● **Given records**:
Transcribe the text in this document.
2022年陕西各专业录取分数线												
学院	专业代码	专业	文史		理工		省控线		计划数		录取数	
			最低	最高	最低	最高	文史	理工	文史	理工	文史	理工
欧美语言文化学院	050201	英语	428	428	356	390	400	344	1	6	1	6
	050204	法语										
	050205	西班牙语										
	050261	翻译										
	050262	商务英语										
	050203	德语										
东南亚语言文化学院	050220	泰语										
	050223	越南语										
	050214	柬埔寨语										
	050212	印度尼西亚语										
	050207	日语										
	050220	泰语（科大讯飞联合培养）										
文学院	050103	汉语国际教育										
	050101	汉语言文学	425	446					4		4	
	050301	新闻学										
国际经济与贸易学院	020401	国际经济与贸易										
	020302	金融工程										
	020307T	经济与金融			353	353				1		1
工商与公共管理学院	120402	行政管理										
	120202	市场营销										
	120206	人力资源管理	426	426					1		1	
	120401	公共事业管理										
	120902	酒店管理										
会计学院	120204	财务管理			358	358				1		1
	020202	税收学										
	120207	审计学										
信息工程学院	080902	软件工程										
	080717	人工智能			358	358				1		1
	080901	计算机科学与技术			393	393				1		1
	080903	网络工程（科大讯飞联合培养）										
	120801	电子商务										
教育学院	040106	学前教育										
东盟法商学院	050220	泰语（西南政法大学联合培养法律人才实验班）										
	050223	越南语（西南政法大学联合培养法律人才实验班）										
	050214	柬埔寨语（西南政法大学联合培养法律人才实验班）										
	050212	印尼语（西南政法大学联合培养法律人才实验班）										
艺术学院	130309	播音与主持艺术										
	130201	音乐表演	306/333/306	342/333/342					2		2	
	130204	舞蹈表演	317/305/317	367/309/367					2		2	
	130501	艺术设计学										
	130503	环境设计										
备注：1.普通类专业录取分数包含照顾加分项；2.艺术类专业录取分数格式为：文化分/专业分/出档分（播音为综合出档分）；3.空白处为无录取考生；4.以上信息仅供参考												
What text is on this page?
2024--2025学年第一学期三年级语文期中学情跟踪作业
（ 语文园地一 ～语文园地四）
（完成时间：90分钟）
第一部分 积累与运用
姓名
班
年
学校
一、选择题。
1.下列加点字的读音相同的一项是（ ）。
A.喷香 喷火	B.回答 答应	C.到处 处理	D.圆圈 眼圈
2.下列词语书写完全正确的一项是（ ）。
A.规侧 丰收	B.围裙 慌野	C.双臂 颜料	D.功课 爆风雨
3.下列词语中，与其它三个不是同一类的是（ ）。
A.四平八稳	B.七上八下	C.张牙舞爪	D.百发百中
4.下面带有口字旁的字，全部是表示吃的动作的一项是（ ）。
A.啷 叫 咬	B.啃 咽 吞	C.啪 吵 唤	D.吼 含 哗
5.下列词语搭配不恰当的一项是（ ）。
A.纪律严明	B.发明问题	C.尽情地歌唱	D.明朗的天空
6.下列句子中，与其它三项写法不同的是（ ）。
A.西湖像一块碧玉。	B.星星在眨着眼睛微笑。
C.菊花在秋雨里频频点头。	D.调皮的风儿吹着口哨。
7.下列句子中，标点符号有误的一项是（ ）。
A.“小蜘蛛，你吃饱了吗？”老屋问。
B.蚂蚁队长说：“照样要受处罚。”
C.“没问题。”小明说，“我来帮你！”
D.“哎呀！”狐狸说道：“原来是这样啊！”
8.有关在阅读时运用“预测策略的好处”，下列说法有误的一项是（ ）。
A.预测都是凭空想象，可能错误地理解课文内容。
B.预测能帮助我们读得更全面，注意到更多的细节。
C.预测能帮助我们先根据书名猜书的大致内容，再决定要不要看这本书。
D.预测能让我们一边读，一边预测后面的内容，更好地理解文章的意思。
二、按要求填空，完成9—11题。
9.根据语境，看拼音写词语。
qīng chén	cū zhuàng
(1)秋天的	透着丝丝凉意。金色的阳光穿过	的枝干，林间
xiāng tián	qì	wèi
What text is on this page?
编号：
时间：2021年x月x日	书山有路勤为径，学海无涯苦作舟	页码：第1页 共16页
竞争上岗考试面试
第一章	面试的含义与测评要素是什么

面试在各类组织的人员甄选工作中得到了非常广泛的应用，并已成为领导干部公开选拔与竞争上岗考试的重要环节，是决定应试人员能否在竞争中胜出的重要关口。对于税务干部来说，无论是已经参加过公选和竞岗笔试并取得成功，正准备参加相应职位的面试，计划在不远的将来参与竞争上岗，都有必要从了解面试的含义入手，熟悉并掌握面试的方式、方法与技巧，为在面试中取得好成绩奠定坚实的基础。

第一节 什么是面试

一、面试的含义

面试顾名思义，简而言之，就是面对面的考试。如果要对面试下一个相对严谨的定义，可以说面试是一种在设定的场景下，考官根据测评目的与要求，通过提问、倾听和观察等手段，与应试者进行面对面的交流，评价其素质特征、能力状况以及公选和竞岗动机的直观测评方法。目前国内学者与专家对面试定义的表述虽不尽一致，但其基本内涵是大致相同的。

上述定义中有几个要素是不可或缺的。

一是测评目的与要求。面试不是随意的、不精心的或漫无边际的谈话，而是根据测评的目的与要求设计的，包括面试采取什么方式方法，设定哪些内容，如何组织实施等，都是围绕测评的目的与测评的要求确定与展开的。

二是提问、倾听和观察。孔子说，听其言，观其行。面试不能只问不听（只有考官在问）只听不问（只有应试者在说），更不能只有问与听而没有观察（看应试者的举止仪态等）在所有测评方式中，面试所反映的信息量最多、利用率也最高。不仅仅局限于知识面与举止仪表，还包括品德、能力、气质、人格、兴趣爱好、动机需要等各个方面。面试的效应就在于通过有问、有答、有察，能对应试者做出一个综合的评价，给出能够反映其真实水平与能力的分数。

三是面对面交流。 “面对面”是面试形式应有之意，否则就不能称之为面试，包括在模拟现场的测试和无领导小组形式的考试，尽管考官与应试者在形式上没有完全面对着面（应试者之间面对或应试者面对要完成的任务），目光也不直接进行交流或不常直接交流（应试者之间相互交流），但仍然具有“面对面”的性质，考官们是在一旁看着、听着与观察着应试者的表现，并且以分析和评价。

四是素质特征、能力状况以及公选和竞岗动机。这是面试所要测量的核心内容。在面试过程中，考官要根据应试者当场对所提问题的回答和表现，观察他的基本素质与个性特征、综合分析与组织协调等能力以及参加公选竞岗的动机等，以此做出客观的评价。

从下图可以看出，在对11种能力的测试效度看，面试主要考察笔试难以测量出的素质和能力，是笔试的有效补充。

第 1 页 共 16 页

● **The request**:
Set down all of the entries exactly, please.

● **Response below**:
Transcribe the text in this document.
2022年陕西各专业录取分数线												
学院	专业代码	专业	文史		理工		省控线		计划数		录取数	
			最低	最高	最低	最高	文史	理工	文史	理工	文史	理工
欧美语言文化学院	050201	英语	428	428	356	390	400	344	1	6	1	6
	050204	法语										
	050205	西班牙语										
	050261	翻译										
	050262	商务英语										
	050203	德语										
东南亚语言文化学院	050220	泰语										
	050223	越南语										
	050214	柬埔寨语										
	050212	印度尼西亚语										
	050207	日语										
	050220	泰语（科大讯飞联合培养）										
文学院	050103	汉语国际教育										
	050101	汉语言文学	425	446					4		4	
	050301	新闻学										
国际经济与贸易学院	020401	国际经济与贸易										
	020302	金融工程										
	020307T	经济与金融			353	353				1		1
工商与公共管理学院	120402	行政管理										
	120202	市场营销										
	120206	人力资源管理	426	426					1		1	
	120401	公共事业管理										
	120902	酒店管理										
会计学院	120204	财务管理			358	358				1		1
	020202	税收学										
	120207	审计学										
信息工程学院	080902	软件工程										
	080717	人工智能			358	358				1		1
	080901	计算机科学与技术			393	393				1		1
	080903	网络工程（科大讯飞联合培养）										
	120801	电子商务										
教育学院	040106	学前教育										
东盟法商学院	050220	泰语（西南政法大学联合培养法律人才实验班）										
	050223	越南语（西南政法大学联合培养法律人才实验班）										
	050214	柬埔寨语（西南政法大学联合培养法律人才实验班）										
	050212	印尼语（西南政法大学联合培养法律人才实验班）										
艺术学院	130309	播音与主持艺术										
	130201	音乐表演	306/333/306	342/333/342					2		2	
	130204	舞蹈表演	317/305/317	367/309/367					2		2	
	130501	艺术设计学										
	130503	环境设计										
备注：1.普通类专业录取分数包含照顾加分项；2.艺术类专业录取分数格式为：文化分/专业分/出档分（播音为综合出档分）；3.空白处为无录取考生；4.以上信息仅供参考												
What text is on this page?
2024--2025学年第一学期三年级语文期中学情跟踪作业
（ 语文园地一 ～语文园地四）
（完成时间：90分钟）
第一部分 积累与运用
姓名
班
年
学校
一、选择题。
1.下列加点字的读音相同的一项是（ ）。
A.喷香 喷火	B.回答 答应	C.到处 处理	D.圆圈 眼圈
2.下列词语书写完全正确的一项是（ ）。
A.规侧 丰收	B.围裙 慌野	C.双臂 颜料	D.功课 爆风雨
3.下列词语中，与其它三个不是同一类的是（ ）。
A.四平八稳	B.七上八下	C.张牙舞爪	D.百发百中
4.下面带有口字旁的字，全部是表示吃的动作的一项是（ ）。
A.啷 叫 咬	B.啃 咽 吞	C.啪 吵 唤	D.吼 含 哗
5.下列词语搭配不恰当的一项是（ ）。
A.纪律严明	B.发明问题	C.尽情地歌唱	D.明朗的天空
6.下列句子中，与其它三项写法不同的是（ ）。
A.西湖像一块碧玉。	B.星星在眨着眼睛微笑。
C.菊花在秋雨里频频点头。	D.调皮的风儿吹着口哨。
7.下列句子中，标点符号有误的一项是（ ）。
A.“小蜘蛛，你吃饱了吗？”老屋问。
B.蚂蚁队长说：“照样要受处罚。”
C.“没问题。”小明说，“我来帮你！”
D.“哎呀！”狐狸说道：“原来是这样啊！”
8.有关在阅读时运用“预测策略的好处”，下列说法有误的一项是（ ）。
A.预测都是凭空想象，可能错误地理解课文内容。
B.预测能帮助我们读得更全面，注意到更多的细节。
C.预测能帮助我们先根据书名猜书的大致内容，再决定要不要看这本书。
D.预测能让我们一边读，一边预测后面的内容，更好地理解文章的意思。
二、按要求填空，完成9—11题。
9.根据语境，看拼音写词语。
qīng chén	cū zhuàng
(1)秋天的	透着丝丝凉意。金色的阳光穿过	的枝干，林间
xiāng tián	qì	wèi
What text is on this page?
编号：
时间：2021年x月x日	书山有路勤为径，学海无涯苦作舟	页码：第1页 共16页
竞争上岗考试面试
第一章	面试的含义与测评要素是什么

面试在各类组织的人员甄选工作中得到了非常广泛的应用，并已成为领导干部公开选拔与竞争上岗考试的重要环节，是决定应试人员能否在竞争中胜出的重要关口。对于税务干部来说，无论是已经参加过公选和竞岗笔试并取得成功，正准备参加相应职位的面试，计划在不远的将来参与竞争上岗，都有必要从了解面试的含义入手，熟悉并掌握面试的方式、方法与技巧，为在面试中取得好成绩奠定坚实的基础。

第一节 什么是面试

一、面试的含义

面试顾名思义，简而言之，就是面对面的考试。如果要对面试下一个相对严谨的定义，可以说面试是一种在设定的场景下，考官根据测评目的与要求，通过提问、倾听和观察等手段，与应试者进行面对面的交流，评价其素质特征、能力状况以及公选和竞岗动机的直观测评方法。目前国内学者与专家对面试定义的表述虽不尽一致，但其基本内涵是大致相同的。

上述定义中有几个要素是不可或缺的。

一是测评目的与要求。面试不是随意的、不精心的或漫无边际的谈话，而是根据测评的目的与要求设计的，包括面试采取什么方式方法，设定哪些内容，如何组织实施等，都是围绕测评的目的与测评的要求确定与展开的。

二是提问、倾听和观察。孔子说，听其言，观其行。面试不能只问不听（只有考官在问）只听不问（只有应试者在说），更不能只有问与听而没有观察（看应试者的举止仪态等）在所有测评方式中，面试所反映的信息量最多、利用率也最高。不仅仅局限于知识面与举止仪表，还包括品德、能力、气质、人格、兴趣爱好、动机需要等各个方面。面试的效应就在于通过有问、有答、有察，能对应试者做出一个综合的评价，给出能够反映其真实水平与能力的分数。

三是面对面交流。 “面对面”是面试形式应有之意，否则就不能称之为面试，包括在模拟现场的测试和无领导小组形式的考试，尽管考官与应试者在形式上没有完全面对着面（应试者之间面对或应试者面对要完成的任务），目光也不直接进行交流或不常直接交流（应试者之间相互交流），但仍然具有“面对面”的性质，考官们是在一旁看着、听着与观察着应试者的表现，并且以分析和评价。

四是素质特征、能力状况以及公选和竞岗动机。这是面试所要测量的核心内容。在面试过程中，考官要根据应试者当场对所提问题的回答和表现，观察他的基本素质与个性特征、综合分析与组织协调等能力以及参加公选竞岗的动机等，以此做出客观的评价。

从下图可以看出，在对11种能力的测试效度看，面试主要考察笔试难以测量出的素质和能力，是笔试的有效补充。

第 1 页 共 16 页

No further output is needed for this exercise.